##### Given entries #####

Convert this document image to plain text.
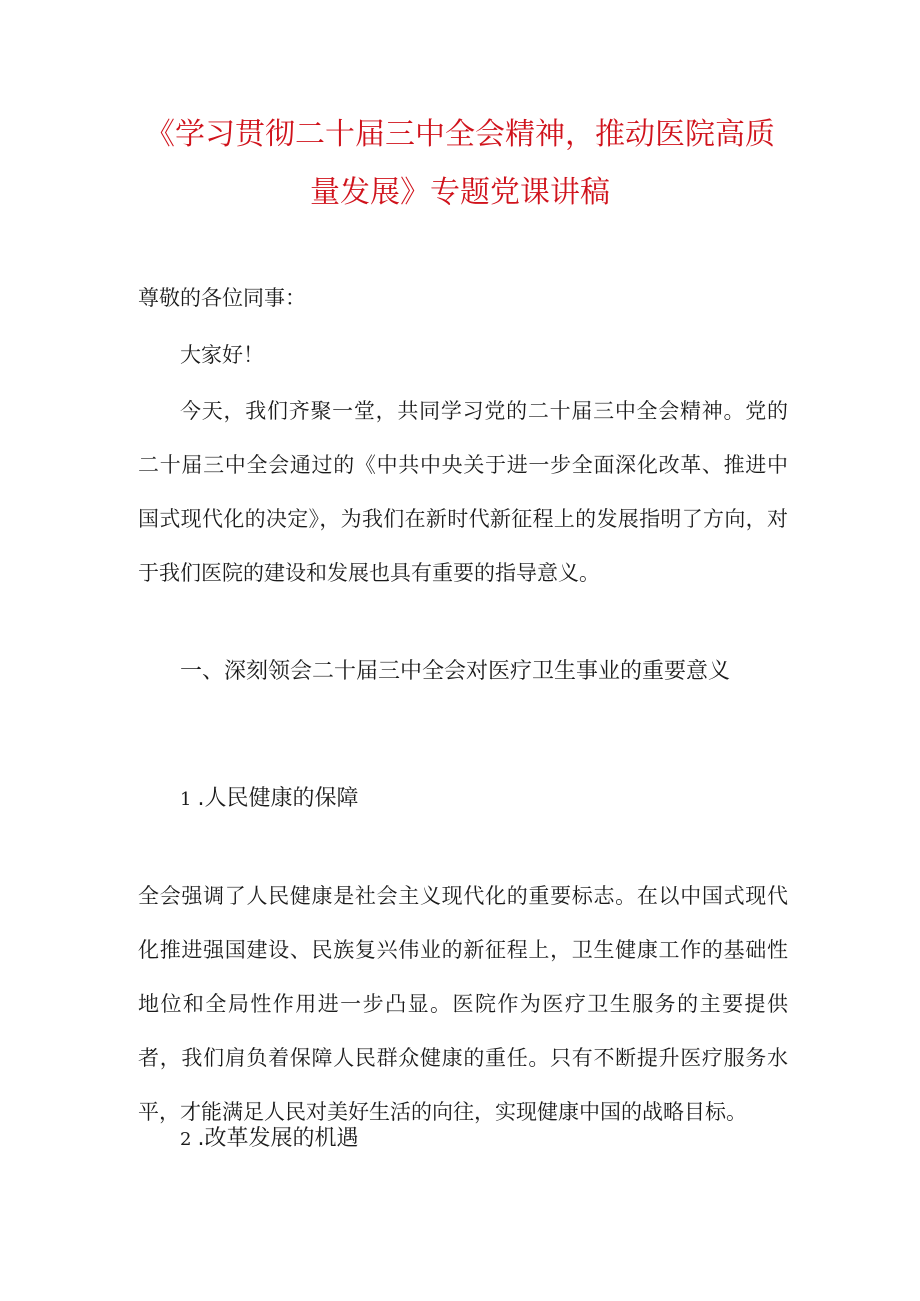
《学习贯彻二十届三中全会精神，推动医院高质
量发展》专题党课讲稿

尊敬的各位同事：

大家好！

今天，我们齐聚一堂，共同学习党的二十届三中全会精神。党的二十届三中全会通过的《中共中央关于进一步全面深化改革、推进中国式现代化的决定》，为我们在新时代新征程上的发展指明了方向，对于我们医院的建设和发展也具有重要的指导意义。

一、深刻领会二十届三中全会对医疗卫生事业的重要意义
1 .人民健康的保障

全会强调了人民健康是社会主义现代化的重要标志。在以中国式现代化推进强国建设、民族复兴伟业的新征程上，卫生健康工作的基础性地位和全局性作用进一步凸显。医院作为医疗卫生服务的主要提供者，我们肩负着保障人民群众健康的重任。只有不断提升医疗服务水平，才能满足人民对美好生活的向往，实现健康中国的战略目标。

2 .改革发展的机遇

#####

#### [What needs to be done]
Pictures are excluded; repeat every record exactly.

#### [Answer below]
Convert this document image to plain text.
《学习贯彻二十届三中全会精神，推动医院高质
量发展》专题党课讲稿

尊敬的各位同事：

大家好！

今天，我们齐聚一堂，共同学习党的二十届三中全会精神。党的二十届三中全会通过的《中共中央关于进一步全面深化改革、推进中国式现代化的决定》，为我们在新时代新征程上的发展指明了方向，对于我们医院的建设和发展也具有重要的指导意义。

一、深刻领会二十届三中全会对医疗卫生事业的重要意义
1 .人民健康的保障

全会强调了人民健康是社会主义现代化的重要标志。在以中国式现代化推进强国建设、民族复兴伟业的新征程上，卫生健康工作的基础性地位和全局性作用进一步凸显。医院作为医疗卫生服务的主要提供者，我们肩负着保障人民群众健康的重任。只有不断提升医疗服务水平，才能满足人民对美好生活的向往，实现健康中国的战略目标。

2 .改革发展的机遇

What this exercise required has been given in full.